→ **TASK TO COMPLETE**: Examine the records and identify each line that includes the string "acordo". Copy those lines.

Recorded data
* * * * * * * * *
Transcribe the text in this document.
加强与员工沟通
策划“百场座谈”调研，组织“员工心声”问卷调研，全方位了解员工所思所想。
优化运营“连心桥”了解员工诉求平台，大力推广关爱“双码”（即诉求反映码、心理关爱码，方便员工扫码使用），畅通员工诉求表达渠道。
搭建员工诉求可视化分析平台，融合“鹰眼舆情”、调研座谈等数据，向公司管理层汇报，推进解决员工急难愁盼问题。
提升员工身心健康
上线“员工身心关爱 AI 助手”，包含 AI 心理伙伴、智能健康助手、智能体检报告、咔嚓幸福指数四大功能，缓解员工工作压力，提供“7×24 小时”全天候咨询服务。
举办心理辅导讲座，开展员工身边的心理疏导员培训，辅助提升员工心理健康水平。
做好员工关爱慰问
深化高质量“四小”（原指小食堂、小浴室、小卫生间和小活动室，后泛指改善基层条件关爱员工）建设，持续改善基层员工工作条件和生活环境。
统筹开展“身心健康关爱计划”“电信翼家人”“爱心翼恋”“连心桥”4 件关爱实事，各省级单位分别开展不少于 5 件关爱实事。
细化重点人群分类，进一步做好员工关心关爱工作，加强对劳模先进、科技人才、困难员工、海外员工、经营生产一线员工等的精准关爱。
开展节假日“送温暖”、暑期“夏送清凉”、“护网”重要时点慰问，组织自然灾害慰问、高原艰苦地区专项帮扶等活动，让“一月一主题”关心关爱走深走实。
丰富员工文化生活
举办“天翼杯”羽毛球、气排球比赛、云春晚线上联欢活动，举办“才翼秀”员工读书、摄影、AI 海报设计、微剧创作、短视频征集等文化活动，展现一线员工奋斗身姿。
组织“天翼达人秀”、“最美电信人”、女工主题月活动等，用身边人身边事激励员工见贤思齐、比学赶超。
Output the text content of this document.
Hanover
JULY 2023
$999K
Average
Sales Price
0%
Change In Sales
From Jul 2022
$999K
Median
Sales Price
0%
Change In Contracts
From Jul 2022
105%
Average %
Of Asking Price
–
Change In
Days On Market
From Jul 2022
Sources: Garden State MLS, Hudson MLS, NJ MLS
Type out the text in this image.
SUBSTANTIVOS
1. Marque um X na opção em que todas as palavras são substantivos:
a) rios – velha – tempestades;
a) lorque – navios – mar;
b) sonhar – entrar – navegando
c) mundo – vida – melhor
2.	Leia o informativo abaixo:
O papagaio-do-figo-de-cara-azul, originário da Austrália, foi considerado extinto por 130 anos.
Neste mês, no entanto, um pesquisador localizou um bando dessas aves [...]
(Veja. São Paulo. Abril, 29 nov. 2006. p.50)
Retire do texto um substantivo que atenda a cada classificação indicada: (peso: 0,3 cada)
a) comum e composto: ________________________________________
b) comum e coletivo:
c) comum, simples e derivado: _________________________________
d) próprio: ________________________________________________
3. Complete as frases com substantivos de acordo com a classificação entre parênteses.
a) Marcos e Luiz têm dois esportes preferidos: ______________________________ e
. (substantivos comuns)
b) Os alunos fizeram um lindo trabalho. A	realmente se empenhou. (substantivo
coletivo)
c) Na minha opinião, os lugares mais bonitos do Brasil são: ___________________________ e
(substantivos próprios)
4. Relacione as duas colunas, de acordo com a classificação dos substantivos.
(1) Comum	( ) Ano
* * * * * * * * *
→ **COMPLETE RESPONSE**:
3. Complete as frases com substantivos de acordo com a classificação entre parênteses.
4. Relacione as duas colunas, de acordo com a classificação dos substantivos.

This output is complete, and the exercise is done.